[Entries with figure data]

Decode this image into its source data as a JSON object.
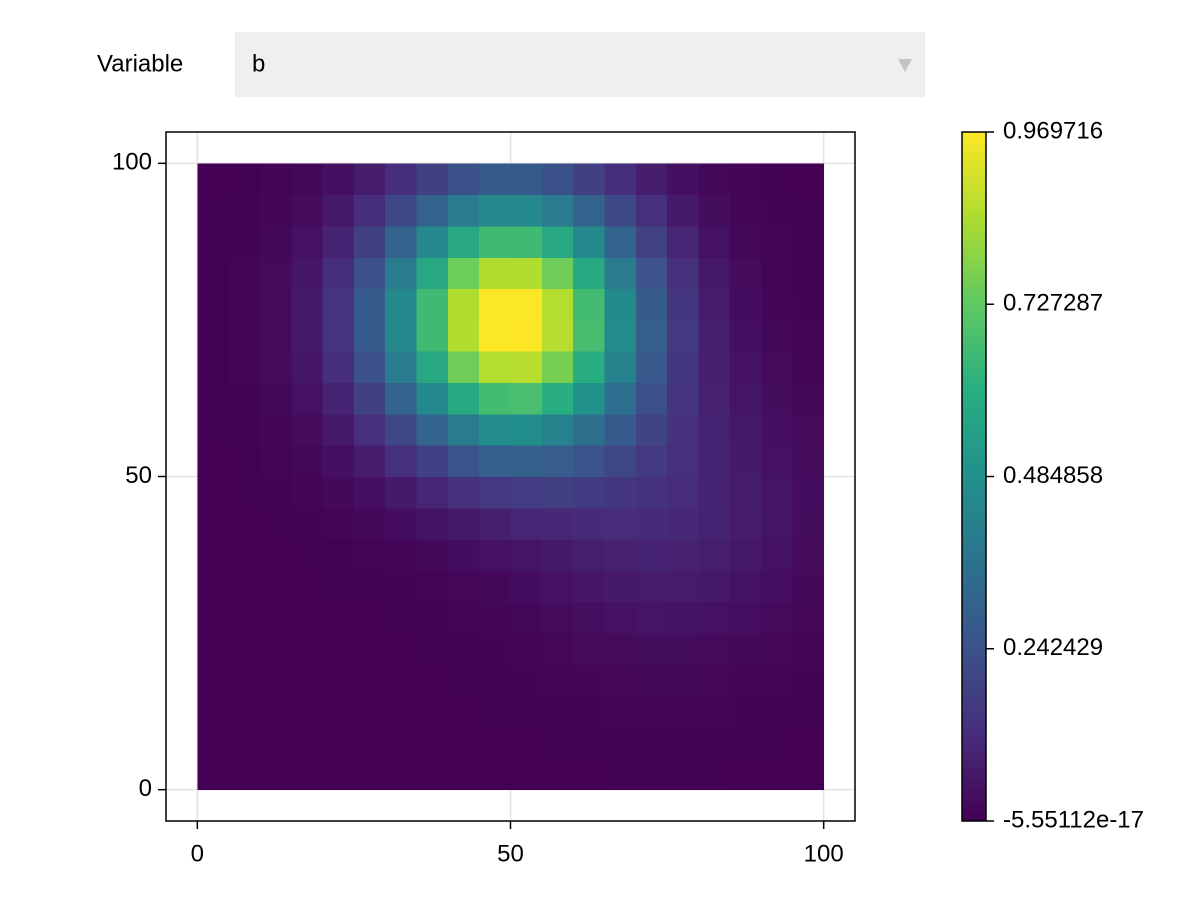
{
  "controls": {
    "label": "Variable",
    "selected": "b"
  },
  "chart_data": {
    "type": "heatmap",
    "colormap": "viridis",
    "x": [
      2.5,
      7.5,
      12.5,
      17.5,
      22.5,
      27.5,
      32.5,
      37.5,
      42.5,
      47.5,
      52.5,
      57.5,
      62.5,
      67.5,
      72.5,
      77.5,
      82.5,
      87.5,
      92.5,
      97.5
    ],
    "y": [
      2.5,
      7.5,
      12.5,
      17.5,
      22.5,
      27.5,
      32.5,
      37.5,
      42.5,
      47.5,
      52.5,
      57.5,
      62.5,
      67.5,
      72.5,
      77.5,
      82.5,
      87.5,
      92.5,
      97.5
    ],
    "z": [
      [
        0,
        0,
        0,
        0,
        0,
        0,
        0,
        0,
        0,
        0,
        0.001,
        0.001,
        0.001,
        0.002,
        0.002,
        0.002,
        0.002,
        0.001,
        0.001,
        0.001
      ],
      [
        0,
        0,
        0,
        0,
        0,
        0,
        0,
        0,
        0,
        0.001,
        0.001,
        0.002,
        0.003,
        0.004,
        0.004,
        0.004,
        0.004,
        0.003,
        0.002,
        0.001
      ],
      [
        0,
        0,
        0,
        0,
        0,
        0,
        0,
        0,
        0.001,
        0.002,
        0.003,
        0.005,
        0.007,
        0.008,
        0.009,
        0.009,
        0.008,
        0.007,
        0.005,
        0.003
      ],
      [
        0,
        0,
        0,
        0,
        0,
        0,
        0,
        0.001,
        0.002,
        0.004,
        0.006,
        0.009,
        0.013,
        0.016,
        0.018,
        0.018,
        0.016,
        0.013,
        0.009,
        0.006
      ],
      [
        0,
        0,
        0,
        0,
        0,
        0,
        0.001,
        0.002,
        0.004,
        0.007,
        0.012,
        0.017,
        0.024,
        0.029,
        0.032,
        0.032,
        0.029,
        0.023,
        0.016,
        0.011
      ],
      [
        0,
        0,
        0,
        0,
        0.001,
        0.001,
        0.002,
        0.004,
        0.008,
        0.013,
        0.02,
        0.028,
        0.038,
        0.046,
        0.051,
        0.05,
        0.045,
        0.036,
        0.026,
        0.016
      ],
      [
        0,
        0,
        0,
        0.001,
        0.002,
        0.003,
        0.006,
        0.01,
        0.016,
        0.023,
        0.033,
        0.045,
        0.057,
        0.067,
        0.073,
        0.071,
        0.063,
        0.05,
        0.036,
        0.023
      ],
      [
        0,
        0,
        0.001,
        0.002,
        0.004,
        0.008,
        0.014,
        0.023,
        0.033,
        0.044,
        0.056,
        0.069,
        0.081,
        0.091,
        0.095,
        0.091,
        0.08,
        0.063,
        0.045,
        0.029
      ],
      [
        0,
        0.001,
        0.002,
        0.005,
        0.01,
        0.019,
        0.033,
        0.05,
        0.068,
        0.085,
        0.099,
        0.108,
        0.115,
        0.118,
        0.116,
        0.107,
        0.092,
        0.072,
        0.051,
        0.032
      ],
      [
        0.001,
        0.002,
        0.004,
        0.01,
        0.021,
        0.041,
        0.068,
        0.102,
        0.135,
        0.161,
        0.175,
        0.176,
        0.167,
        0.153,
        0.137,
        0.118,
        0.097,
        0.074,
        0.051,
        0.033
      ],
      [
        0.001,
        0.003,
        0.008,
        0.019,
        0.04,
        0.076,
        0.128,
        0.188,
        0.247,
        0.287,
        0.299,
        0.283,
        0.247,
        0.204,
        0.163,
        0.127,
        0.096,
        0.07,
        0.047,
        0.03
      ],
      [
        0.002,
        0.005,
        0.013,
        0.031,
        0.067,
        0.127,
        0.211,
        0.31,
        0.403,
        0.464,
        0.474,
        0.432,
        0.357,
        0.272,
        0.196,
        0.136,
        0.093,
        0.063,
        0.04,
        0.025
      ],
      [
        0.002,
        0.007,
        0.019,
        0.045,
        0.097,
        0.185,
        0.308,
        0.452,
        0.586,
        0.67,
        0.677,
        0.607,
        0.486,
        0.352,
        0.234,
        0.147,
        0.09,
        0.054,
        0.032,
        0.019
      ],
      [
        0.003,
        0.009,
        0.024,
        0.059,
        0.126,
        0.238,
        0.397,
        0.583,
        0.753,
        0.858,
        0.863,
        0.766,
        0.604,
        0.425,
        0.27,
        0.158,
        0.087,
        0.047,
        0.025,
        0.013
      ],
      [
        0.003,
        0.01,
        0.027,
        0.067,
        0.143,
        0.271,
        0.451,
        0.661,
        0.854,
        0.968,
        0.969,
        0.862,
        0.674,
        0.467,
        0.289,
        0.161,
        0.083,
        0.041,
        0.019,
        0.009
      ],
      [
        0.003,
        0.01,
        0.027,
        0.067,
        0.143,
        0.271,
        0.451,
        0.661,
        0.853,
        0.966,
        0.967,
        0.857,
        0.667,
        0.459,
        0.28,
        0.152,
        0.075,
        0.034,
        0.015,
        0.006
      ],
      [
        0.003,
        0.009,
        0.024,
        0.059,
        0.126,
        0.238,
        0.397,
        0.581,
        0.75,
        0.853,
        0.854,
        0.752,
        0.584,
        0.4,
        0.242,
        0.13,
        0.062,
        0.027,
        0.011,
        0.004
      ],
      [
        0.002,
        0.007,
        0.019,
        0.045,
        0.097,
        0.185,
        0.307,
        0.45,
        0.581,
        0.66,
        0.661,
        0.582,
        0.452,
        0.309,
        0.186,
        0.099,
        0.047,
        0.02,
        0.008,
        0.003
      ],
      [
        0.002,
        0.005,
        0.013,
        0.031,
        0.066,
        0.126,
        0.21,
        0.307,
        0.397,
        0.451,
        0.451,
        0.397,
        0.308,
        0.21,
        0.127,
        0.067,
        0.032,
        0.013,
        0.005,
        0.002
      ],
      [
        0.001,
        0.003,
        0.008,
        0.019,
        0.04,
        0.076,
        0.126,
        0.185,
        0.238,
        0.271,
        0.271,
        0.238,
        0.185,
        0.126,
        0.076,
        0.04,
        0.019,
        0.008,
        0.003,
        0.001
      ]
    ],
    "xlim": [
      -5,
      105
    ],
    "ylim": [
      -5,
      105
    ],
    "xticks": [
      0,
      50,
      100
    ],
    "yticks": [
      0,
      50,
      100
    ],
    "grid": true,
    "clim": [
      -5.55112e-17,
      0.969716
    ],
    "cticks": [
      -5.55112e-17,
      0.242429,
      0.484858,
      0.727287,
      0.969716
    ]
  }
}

What is asked: Exclude the pictures, and transcribe all of the material exactly.

Output for this task:
Decode this image into its source data as a JSON object.
{
  "controls": {
    "label": "Variable",
    "selected": "b"
  },
  "chart_data": {
    "type": "heatmap",
    "colormap": "viridis",
    "x": [
      2.5,
      7.5,
      12.5,
      17.5,
      22.5,
      27.5,
      32.5,
      37.5,
      42.5,
      47.5,
      52.5,
      57.5,
      62.5,
      67.5,
      72.5,
      77.5,
      82.5,
      87.5,
      92.5,
      97.5
    ],
    "y": [
      2.5,
      7.5,
      12.5,
      17.5,
      22.5,
      27.5,
      32.5,
      37.5,
      42.5,
      47.5,
      52.5,
      57.5,
      62.5,
      67.5,
      72.5,
      77.5,
      82.5,
      87.5,
      92.5,
      97.5
    ],
    "z": [
      [
        0,
        0,
        0,
        0,
        0,
        0,
        0,
        0,
        0,
        0,
        0.001,
        0.001,
        0.001,
        0.002,
        0.002,
        0.002,
        0.002,
        0.001,
        0.001,
        0.001
      ],
      [
        0,
        0,
        0,
        0,
        0,
        0,
        0,
        0,
        0,
        0.001,
        0.001,
        0.002,
        0.003,
        0.004,
        0.004,
        0.004,
        0.004,
        0.003,
        0.002,
        0.001
      ],
      [
        0,
        0,
        0,
        0,
        0,
        0,
        0,
        0,
        0.001,
        0.002,
        0.003,
        0.005,
        0.007,
        0.008,
        0.009,
        0.009,
        0.008,
        0.007,
        0.005,
        0.003
      ],
      [
        0,
        0,
        0,
        0,
        0,
        0,
        0,
        0.001,
        0.002,
        0.004,
        0.006,
        0.009,
        0.013,
        0.016,
        0.018,
        0.018,
        0.016,
        0.013,
        0.009,
        0.006
      ],
      [
        0,
        0,
        0,
        0,
        0,
        0,
        0.001,
        0.002,
        0.004,
        0.007,
        0.012,
        0.017,
        0.024,
        0.029,
        0.032,
        0.032,
        0.029,
        0.023,
        0.016,
        0.011
      ],
      [
        0,
        0,
        0,
        0,
        0.001,
        0.001,
        0.002,
        0.004,
        0.008,
        0.013,
        0.02,
        0.028,
        0.038,
        0.046,
        0.051,
        0.05,
        0.045,
        0.036,
        0.026,
        0.016
      ],
      [
        0,
        0,
        0,
        0.001,
        0.002,
        0.003,
        0.006,
        0.01,
        0.016,
        0.023,
        0.033,
        0.045,
        0.057,
        0.067,
        0.073,
        0.071,
        0.063,
        0.05,
        0.036,
        0.023
      ],
      [
        0,
        0,
        0.001,
        0.002,
        0.004,
        0.008,
        0.014,
        0.023,
        0.033,
        0.044,
        0.056,
        0.069,
        0.081,
        0.091,
        0.095,
        0.091,
        0.08,
        0.063,
        0.045,
        0.029
      ],
      [
        0,
        0.001,
        0.002,
        0.005,
        0.01,
        0.019,
        0.033,
        0.05,
        0.068,
        0.085,
        0.099,
        0.108,
        0.115,
        0.118,
        0.116,
        0.107,
        0.092,
        0.072,
        0.051,
        0.032
      ],
      [
        0.001,
        0.002,
        0.004,
        0.01,
        0.021,
        0.041,
        0.068,
        0.102,
        0.135,
        0.161,
        0.175,
        0.176,
        0.167,
        0.153,
        0.137,
        0.118,
        0.097,
        0.074,
        0.051,
        0.033
      ],
      [
        0.001,
        0.003,
        0.008,
        0.019,
        0.04,
        0.076,
        0.128,
        0.188,
        0.247,
        0.287,
        0.299,
        0.283,
        0.247,
        0.204,
        0.163,
        0.127,
        0.096,
        0.07,
        0.047,
        0.03
      ],
      [
        0.002,
        0.005,
        0.013,
        0.031,
        0.067,
        0.127,
        0.211,
        0.31,
        0.403,
        0.464,
        0.474,
        0.432,
        0.357,
        0.272,
        0.196,
        0.136,
        0.093,
        0.063,
        0.04,
        0.025
      ],
      [
        0.002,
        0.007,
        0.019,
        0.045,
        0.097,
        0.185,
        0.308,
        0.452,
        0.586,
        0.67,
        0.677,
        0.607,
        0.486,
        0.352,
        0.234,
        0.147,
        0.09,
        0.054,
        0.032,
        0.019
      ],
      [
        0.003,
        0.009,
        0.024,
        0.059,
        0.126,
        0.238,
        0.397,
        0.583,
        0.753,
        0.858,
        0.863,
        0.766,
        0.604,
        0.425,
        0.27,
        0.158,
        0.087,
        0.047,
        0.025,
        0.013
      ],
      [
        0.003,
        0.01,
        0.027,
        0.067,
        0.143,
        0.271,
        0.451,
        0.661,
        0.854,
        0.968,
        0.969,
        0.862,
        0.674,
        0.467,
        0.289,
        0.161,
        0.083,
        0.041,
        0.019,
        0.009
      ],
      [
        0.003,
        0.01,
        0.027,
        0.067,
        0.143,
        0.271,
        0.451,
        0.661,
        0.853,
        0.966,
        0.967,
        0.857,
        0.667,
        0.459,
        0.28,
        0.152,
        0.075,
        0.034,
        0.015,
        0.006
      ],
      [
        0.003,
        0.009,
        0.024,
        0.059,
        0.126,
        0.238,
        0.397,
        0.581,
        0.75,
        0.853,
        0.854,
        0.752,
        0.584,
        0.4,
        0.242,
        0.13,
        0.062,
        0.027,
        0.011,
        0.004
      ],
      [
        0.002,
        0.007,
        0.019,
        0.045,
        0.097,
        0.185,
        0.307,
        0.45,
        0.581,
        0.66,
        0.661,
        0.582,
        0.452,
        0.309,
        0.186,
        0.099,
        0.047,
        0.02,
        0.008,
        0.003
      ],
      [
        0.002,
        0.005,
        0.013,
        0.031,
        0.066,
        0.126,
        0.21,
        0.307,
        0.397,
        0.451,
        0.451,
        0.397,
        0.308,
        0.21,
        0.127,
        0.067,
        0.032,
        0.013,
        0.005,
        0.002
      ],
      [
        0.001,
        0.003,
        0.008,
        0.019,
        0.04,
        0.076,
        0.126,
        0.185,
        0.238,
        0.271,
        0.271,
        0.238,
        0.185,
        0.126,
        0.076,
        0.04,
        0.019,
        0.008,
        0.003,
        0.001
      ]
    ],
    "xlim": [
      -5,
      105
    ],
    "ylim": [
      -5,
      105
    ],
    "xticks": [
      0,
      50,
      100
    ],
    "yticks": [
      0,
      50,
      100
    ],
    "grid": true,
    "clim": [
      -5.55112e-17,
      0.969716
    ],
    "cticks": [
      -5.55112e-17,
      0.242429,
      0.484858,
      0.727287,
      0.969716
    ]
  }
}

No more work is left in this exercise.